**Task objective:**
Find how many lines contain the word "ญและของกำน" and state that number alone.

Data records:
#####

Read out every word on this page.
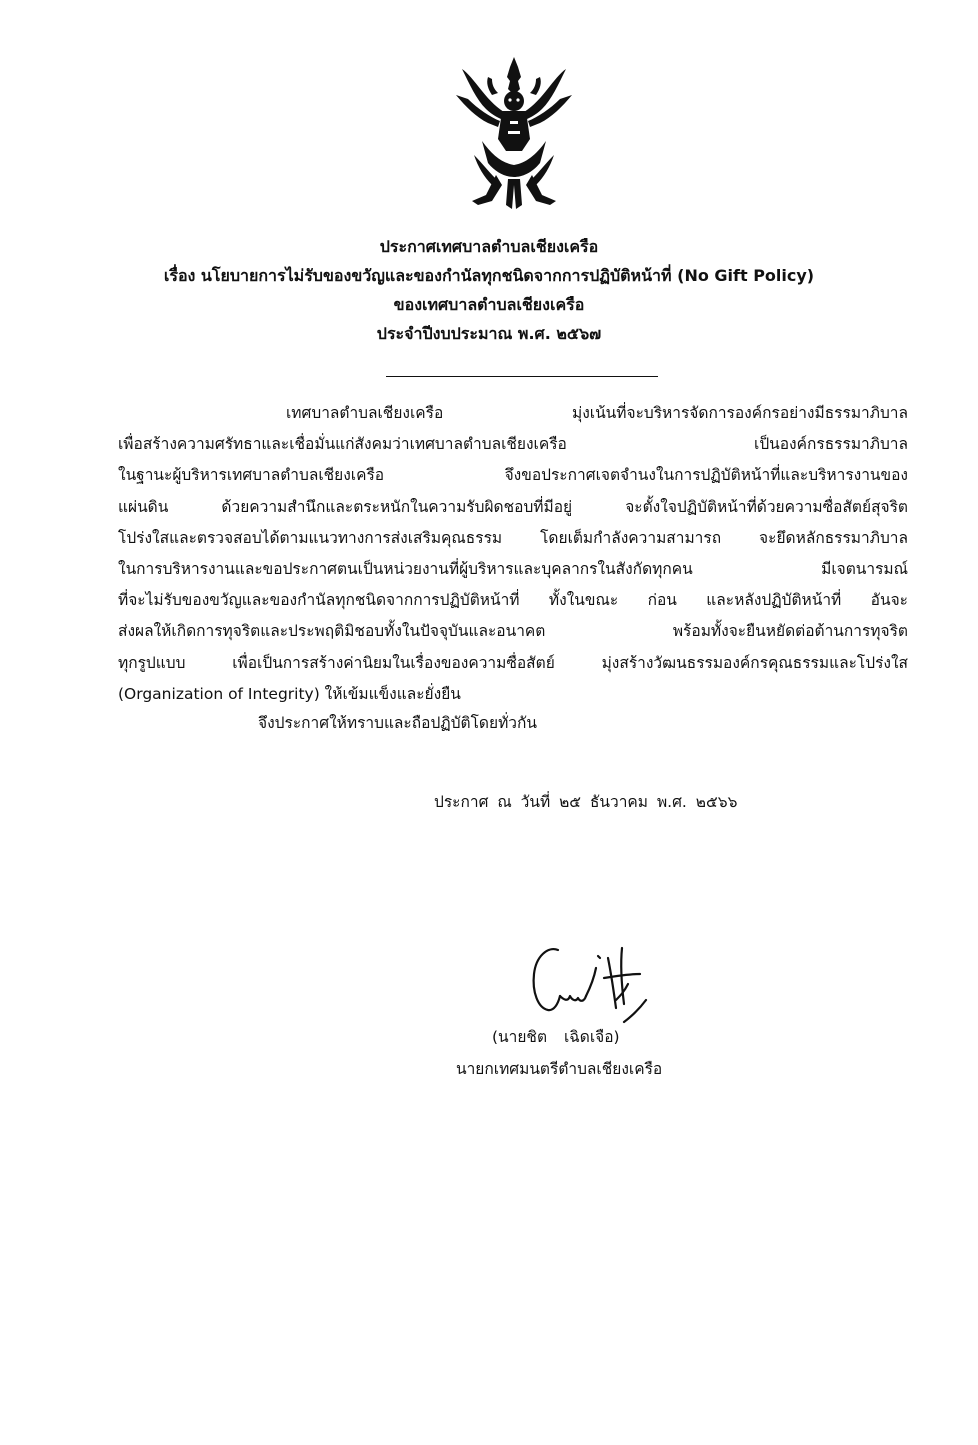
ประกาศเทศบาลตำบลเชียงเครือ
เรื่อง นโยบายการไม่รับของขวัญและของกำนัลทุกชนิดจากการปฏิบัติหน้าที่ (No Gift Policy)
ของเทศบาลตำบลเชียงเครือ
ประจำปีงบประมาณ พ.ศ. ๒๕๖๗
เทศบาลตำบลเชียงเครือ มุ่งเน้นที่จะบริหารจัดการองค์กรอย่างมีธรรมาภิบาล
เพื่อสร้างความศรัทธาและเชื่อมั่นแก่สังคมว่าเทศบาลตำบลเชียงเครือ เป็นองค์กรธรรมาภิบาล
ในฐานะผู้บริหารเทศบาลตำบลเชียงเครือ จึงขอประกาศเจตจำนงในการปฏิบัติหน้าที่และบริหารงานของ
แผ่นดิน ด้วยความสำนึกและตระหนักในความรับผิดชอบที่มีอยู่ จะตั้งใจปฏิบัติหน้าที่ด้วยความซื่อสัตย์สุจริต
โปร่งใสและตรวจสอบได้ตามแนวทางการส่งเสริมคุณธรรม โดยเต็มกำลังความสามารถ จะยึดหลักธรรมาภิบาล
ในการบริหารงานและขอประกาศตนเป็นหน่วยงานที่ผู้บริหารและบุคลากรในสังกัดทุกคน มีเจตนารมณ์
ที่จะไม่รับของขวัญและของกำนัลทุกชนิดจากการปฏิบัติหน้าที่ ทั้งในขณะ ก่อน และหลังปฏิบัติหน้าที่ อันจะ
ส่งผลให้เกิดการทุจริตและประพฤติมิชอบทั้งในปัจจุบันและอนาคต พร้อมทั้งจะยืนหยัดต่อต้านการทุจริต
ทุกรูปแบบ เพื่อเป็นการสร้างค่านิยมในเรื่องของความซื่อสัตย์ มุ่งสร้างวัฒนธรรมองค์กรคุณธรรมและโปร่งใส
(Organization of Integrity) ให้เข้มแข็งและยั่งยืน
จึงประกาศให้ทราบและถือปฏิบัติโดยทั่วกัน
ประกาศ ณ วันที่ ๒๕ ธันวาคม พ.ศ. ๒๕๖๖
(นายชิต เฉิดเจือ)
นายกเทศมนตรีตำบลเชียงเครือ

#####

**Output of the exercise:**
2